* **INFORMATION GIVEN**:
+ + + +

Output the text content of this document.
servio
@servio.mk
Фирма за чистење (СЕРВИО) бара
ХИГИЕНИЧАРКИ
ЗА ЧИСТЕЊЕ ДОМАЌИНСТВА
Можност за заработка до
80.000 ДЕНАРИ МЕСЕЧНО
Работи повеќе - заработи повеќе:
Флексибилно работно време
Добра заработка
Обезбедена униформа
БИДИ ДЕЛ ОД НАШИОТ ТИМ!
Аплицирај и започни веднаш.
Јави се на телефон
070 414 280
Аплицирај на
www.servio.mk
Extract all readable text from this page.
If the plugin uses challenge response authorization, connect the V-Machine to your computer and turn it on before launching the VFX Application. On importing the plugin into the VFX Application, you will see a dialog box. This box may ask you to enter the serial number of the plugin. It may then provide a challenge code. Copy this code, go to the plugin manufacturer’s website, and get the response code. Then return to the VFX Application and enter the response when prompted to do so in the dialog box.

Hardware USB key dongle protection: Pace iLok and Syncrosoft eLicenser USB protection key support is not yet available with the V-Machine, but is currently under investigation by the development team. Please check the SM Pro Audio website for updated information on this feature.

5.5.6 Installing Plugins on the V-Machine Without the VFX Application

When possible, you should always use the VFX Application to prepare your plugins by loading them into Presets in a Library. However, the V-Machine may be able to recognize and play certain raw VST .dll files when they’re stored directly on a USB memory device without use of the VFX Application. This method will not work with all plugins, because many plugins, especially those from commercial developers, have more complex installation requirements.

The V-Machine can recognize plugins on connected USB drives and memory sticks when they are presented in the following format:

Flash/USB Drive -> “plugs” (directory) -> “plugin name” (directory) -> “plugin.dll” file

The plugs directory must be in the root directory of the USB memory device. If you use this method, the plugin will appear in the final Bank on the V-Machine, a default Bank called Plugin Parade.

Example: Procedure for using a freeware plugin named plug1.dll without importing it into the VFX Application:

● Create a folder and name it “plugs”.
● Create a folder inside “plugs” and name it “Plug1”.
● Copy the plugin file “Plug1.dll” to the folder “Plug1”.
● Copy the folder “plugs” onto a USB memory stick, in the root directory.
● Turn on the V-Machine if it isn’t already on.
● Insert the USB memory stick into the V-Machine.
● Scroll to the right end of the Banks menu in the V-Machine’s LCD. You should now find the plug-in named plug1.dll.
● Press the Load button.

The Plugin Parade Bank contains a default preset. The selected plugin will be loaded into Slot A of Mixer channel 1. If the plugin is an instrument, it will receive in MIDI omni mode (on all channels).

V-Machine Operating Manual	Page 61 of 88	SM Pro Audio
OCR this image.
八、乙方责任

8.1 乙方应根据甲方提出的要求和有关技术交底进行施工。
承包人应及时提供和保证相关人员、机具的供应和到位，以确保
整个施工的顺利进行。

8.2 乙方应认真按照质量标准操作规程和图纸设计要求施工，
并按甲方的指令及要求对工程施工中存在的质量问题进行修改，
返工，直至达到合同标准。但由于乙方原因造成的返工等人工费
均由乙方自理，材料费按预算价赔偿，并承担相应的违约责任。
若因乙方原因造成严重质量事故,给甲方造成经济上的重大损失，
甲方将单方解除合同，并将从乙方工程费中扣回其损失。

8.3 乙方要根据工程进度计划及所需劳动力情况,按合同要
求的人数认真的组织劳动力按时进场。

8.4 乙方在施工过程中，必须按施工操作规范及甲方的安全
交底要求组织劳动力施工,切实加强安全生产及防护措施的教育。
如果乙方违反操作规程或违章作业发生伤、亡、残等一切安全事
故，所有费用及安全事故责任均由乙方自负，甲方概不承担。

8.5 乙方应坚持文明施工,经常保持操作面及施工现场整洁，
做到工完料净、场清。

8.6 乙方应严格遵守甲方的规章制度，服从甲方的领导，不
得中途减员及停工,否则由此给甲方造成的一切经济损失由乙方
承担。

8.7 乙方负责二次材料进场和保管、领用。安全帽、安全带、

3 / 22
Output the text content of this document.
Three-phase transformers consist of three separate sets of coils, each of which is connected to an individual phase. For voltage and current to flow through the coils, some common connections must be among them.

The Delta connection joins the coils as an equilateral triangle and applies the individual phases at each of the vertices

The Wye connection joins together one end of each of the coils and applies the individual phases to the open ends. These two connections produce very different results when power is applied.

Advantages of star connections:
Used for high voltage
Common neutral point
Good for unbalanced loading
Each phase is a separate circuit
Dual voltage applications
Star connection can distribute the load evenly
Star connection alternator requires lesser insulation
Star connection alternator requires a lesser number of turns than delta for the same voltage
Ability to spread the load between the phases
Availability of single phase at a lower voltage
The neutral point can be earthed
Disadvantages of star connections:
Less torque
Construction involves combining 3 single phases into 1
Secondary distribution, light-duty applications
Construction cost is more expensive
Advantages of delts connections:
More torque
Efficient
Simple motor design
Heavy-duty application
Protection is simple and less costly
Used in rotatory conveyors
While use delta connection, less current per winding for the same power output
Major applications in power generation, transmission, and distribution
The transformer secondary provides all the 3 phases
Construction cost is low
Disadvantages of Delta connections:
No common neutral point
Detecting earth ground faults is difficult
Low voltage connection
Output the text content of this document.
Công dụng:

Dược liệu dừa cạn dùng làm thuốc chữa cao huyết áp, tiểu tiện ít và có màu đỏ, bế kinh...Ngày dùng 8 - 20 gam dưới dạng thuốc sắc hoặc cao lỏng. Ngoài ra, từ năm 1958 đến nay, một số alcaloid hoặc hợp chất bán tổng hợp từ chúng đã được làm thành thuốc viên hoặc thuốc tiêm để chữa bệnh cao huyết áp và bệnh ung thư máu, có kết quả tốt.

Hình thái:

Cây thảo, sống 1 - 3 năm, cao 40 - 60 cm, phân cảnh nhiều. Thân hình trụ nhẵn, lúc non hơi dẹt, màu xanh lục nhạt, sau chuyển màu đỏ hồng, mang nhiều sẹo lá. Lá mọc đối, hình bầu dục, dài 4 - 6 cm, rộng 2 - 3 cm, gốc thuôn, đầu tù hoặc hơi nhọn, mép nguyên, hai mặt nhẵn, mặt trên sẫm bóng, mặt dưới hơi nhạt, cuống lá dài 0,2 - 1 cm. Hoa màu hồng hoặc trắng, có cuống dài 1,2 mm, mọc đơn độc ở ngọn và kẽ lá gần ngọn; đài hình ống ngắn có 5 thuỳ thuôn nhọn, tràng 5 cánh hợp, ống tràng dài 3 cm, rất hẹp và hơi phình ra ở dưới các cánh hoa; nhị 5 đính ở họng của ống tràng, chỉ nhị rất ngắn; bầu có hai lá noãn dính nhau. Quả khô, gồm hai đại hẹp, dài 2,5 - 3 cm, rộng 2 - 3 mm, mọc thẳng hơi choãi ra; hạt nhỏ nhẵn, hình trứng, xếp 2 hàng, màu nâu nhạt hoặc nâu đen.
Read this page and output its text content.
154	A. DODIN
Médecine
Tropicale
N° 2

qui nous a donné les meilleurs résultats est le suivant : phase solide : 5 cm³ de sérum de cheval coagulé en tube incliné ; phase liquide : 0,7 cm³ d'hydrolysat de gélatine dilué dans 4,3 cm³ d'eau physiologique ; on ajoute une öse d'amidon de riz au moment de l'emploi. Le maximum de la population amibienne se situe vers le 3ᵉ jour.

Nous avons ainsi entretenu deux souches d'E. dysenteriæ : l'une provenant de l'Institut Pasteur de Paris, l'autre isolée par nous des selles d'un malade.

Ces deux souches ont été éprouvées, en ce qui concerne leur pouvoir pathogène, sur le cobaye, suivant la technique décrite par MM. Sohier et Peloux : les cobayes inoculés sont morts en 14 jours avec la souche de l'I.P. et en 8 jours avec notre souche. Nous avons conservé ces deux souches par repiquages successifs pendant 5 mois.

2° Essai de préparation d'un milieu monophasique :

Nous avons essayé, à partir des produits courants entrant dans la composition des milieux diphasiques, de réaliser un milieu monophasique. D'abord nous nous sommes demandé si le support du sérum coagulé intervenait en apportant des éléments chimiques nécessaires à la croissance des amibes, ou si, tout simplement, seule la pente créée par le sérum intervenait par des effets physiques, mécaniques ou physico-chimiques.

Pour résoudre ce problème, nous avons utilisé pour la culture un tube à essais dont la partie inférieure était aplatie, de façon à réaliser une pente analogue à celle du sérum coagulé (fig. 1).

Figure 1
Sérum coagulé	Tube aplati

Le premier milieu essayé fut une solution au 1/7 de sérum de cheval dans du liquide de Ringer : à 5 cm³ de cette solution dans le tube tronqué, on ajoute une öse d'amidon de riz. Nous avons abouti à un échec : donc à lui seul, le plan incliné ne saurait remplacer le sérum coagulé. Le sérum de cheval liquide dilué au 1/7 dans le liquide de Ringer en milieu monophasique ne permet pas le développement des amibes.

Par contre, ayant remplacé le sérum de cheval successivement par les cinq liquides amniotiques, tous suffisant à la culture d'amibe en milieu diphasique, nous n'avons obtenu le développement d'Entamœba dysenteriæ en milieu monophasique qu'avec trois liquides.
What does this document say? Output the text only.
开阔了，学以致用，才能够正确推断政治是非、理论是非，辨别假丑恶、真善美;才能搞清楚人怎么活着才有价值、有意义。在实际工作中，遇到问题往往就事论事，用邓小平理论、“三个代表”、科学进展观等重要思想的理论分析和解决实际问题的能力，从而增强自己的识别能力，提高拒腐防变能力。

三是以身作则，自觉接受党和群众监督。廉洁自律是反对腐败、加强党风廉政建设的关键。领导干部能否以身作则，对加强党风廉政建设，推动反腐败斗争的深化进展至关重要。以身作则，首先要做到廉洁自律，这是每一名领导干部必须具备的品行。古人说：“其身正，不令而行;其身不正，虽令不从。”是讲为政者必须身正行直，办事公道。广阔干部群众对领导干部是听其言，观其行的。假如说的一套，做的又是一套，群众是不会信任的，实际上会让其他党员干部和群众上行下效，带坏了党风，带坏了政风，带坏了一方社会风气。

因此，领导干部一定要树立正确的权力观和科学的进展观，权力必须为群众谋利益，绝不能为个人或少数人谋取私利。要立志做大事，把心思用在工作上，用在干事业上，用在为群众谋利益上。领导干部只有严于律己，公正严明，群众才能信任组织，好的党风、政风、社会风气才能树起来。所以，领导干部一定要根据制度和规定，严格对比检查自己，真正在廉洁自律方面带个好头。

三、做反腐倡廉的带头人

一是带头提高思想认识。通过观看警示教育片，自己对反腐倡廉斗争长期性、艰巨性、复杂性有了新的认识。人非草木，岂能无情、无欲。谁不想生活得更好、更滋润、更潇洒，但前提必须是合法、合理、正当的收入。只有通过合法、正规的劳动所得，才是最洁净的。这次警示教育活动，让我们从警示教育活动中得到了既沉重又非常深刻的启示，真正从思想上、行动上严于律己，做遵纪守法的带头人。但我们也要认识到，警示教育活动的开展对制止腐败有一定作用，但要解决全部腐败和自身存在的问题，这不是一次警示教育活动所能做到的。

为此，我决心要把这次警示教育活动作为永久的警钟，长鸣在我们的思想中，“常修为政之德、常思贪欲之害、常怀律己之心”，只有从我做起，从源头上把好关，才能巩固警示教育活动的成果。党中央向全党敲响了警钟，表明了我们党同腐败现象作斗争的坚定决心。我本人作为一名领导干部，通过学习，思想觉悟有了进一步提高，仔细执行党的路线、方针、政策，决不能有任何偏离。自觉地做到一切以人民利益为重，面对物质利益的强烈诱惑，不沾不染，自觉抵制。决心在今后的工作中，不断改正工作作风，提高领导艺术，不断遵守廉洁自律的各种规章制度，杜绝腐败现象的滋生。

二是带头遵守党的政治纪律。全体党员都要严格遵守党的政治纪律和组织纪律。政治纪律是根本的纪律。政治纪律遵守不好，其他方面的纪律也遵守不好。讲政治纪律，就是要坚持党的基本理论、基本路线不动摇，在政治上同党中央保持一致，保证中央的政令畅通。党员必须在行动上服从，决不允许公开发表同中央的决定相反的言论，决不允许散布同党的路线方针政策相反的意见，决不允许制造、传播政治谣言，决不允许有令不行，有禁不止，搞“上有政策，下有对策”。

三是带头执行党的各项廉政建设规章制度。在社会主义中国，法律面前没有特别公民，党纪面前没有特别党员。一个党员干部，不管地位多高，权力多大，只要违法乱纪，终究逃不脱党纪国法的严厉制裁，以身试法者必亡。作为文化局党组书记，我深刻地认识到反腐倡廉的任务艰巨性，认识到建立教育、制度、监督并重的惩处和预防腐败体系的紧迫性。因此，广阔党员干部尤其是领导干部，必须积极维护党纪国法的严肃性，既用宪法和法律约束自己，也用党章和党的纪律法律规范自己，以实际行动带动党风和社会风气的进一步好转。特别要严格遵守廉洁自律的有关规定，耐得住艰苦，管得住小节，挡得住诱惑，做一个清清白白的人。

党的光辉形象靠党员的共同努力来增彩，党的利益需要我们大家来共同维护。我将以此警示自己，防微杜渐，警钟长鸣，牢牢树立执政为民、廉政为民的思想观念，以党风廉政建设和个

+ + + +

* **WORK TO BE COMPLETED**: Copy out each line of the material that holds the word "заработка".

* **RESULT OF THE EXERCISE**:
Можност за заработка до
Добра заработка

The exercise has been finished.